═══ Extracted entries ═══
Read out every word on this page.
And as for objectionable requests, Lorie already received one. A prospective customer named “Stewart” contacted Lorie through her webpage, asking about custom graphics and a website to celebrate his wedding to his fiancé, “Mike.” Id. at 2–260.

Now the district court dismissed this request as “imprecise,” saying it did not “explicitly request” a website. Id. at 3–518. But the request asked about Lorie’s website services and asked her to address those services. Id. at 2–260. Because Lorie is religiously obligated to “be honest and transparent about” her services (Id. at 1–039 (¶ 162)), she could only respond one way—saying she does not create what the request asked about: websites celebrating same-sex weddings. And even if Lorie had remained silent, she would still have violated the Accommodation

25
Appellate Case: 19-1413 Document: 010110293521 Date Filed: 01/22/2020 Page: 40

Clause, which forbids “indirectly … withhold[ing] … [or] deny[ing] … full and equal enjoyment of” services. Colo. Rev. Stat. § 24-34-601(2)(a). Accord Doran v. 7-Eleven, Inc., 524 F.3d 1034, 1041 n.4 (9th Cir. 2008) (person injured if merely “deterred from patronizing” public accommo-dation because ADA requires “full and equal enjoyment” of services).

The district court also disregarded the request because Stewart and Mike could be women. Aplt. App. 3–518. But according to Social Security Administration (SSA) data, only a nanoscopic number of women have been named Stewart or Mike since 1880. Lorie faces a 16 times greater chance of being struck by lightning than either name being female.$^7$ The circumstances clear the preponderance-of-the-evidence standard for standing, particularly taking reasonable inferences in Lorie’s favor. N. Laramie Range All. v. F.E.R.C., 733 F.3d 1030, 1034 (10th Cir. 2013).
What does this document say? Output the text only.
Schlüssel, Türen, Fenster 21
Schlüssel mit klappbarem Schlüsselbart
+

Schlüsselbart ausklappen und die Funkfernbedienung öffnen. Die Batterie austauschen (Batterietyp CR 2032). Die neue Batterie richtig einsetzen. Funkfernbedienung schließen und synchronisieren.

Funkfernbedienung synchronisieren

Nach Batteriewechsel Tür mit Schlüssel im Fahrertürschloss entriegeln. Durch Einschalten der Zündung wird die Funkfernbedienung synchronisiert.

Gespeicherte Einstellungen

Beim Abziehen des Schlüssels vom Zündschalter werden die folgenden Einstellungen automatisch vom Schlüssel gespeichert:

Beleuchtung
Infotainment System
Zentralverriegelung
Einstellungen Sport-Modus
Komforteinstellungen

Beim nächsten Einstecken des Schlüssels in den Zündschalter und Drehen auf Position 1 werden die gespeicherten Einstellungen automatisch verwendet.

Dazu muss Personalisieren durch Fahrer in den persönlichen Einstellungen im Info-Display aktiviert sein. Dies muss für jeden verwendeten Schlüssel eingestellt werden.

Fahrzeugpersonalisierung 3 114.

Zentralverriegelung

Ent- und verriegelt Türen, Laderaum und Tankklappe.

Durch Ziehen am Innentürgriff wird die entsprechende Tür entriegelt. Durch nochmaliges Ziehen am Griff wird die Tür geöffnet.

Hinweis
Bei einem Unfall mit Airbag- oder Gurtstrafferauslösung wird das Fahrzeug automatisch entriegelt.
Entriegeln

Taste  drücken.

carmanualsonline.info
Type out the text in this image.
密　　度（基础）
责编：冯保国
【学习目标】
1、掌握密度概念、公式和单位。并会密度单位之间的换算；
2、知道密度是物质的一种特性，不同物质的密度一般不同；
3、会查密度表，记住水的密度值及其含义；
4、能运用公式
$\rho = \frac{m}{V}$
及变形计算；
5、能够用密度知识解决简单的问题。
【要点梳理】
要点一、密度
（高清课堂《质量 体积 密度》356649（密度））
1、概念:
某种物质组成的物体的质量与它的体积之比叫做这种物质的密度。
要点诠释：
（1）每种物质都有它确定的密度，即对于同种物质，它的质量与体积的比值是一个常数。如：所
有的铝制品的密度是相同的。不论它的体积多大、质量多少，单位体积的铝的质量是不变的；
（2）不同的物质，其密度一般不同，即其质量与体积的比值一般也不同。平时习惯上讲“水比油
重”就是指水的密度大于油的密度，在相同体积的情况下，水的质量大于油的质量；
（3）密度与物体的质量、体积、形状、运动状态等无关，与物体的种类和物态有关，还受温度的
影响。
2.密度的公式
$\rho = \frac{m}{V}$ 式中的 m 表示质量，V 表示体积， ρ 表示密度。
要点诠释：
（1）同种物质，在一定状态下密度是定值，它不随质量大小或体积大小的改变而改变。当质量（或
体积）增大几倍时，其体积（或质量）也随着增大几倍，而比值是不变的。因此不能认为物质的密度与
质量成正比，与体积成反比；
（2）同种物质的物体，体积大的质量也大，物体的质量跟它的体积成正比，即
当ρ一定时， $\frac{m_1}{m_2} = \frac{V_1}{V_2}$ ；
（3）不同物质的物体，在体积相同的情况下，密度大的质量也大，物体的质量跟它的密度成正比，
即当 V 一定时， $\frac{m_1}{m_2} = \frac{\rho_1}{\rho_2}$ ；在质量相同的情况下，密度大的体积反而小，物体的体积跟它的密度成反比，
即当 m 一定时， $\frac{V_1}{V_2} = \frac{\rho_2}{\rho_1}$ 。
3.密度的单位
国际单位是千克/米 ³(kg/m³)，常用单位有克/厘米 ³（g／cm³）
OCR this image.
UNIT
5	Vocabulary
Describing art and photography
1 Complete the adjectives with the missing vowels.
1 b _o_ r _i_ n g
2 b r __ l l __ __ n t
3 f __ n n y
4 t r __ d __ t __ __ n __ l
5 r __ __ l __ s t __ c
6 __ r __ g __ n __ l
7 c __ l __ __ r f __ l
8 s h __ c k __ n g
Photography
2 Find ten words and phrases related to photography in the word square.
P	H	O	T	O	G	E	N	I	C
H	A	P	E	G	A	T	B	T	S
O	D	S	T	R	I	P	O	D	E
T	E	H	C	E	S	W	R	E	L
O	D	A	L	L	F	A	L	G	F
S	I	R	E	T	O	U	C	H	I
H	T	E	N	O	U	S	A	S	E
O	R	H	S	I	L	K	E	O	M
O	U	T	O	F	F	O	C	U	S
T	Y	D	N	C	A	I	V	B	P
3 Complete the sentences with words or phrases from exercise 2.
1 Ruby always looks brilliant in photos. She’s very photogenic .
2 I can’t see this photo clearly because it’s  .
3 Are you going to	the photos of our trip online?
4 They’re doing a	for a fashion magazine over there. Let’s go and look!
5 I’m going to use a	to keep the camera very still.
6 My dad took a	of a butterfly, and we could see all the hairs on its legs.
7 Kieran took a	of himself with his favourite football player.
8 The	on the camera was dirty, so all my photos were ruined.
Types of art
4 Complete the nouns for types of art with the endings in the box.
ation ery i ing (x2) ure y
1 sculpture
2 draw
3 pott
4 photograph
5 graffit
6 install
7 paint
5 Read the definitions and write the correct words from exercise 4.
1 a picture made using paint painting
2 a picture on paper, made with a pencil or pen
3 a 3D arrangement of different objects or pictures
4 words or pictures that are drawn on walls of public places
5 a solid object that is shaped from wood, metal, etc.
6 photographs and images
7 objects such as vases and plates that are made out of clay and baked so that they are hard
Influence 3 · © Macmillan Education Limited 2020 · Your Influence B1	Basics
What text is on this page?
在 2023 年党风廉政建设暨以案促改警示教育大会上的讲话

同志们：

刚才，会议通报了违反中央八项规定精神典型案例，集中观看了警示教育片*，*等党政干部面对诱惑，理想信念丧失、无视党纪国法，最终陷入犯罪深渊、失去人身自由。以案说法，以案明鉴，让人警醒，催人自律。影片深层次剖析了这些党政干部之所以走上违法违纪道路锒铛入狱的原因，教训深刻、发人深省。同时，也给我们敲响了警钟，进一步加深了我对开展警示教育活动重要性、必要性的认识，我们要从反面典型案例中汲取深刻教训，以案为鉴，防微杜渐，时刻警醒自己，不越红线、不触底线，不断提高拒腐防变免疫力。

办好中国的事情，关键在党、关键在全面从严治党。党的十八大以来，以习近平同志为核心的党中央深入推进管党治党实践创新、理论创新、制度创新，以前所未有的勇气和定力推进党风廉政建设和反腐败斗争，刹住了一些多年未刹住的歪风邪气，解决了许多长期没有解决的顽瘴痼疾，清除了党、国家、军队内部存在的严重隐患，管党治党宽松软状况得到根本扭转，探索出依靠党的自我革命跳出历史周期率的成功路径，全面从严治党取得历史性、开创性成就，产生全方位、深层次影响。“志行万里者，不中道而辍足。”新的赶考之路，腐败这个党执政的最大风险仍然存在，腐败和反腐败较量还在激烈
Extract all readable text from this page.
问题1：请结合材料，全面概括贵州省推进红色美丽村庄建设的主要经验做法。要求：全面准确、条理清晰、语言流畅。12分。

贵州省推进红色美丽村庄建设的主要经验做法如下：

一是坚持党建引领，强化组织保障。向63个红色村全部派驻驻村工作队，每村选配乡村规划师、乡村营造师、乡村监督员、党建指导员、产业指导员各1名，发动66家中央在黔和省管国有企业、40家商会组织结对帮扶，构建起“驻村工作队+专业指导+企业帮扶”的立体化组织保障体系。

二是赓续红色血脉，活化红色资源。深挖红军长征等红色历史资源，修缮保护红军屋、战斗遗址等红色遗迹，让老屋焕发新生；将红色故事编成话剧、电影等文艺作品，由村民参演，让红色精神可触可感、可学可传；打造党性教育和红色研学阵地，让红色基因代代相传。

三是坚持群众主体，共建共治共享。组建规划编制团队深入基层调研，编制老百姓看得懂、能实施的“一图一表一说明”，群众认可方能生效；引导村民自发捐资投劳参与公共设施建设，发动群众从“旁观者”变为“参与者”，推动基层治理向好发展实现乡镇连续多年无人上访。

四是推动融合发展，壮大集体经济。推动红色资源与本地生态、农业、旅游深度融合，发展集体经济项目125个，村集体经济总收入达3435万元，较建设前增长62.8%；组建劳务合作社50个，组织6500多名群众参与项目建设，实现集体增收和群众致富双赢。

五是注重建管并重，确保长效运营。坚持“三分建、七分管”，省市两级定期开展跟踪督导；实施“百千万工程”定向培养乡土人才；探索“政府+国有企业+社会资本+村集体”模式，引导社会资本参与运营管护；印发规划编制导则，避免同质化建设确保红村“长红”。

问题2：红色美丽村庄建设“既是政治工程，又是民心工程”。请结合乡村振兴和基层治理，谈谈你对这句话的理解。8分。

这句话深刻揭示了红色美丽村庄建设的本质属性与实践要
═══
### Your instructions:
Your task is to return, exactly and on their own, the lines from the one containing "Extract all readable text from this page." through the last line of the listing.

### Full output:
Extract all readable text from this page.
问题1：请结合材料，全面概括贵州省推进红色美丽村庄建设的主要经验做法。要求：全面准确、条理清晰、语言流畅。12分。

贵州省推进红色美丽村庄建设的主要经验做法如下：

一是坚持党建引领，强化组织保障。向63个红色村全部派驻驻村工作队，每村选配乡村规划师、乡村营造师、乡村监督员、党建指导员、产业指导员各1名，发动66家中央在黔和省管国有企业、40家商会组织结对帮扶，构建起“驻村工作队+专业指导+企业帮扶”的立体化组织保障体系。

二是赓续红色血脉，活化红色资源。深挖红军长征等红色历史资源，修缮保护红军屋、战斗遗址等红色遗迹，让老屋焕发新生；将红色故事编成话剧、电影等文艺作品，由村民参演，让红色精神可触可感、可学可传；打造党性教育和红色研学阵地，让红色基因代代相传。

三是坚持群众主体，共建共治共享。组建规划编制团队深入基层调研，编制老百姓看得懂、能实施的“一图一表一说明”，群众认可方能生效；引导村民自发捐资投劳参与公共设施建设，发动群众从“旁观者”变为“参与者”，推动基层治理向好发展实现乡镇连续多年无人上访。

四是推动融合发展，壮大集体经济。推动红色资源与本地生态、农业、旅游深度融合，发展集体经济项目125个，村集体经济总收入达3435万元，较建设前增长62.8%；组建劳务合作社50个，组织6500多名群众参与项目建设，实现集体增收和群众致富双赢。

五是注重建管并重，确保长效运营。坚持“三分建、七分管”，省市两级定期开展跟踪督导；实施“百千万工程”定向培养乡土人才；探索“政府+国有企业+社会资本+村集体”模式，引导社会资本参与运营管护；印发规划编制导则，避免同质化建设确保红村“长红”。

问题2：红色美丽村庄建设“既是政治工程，又是民心工程”。请结合乡村振兴和基层治理，谈谈你对这句话的理解。8分。

这句话深刻揭示了红色美丽村庄建设的本质属性与实践要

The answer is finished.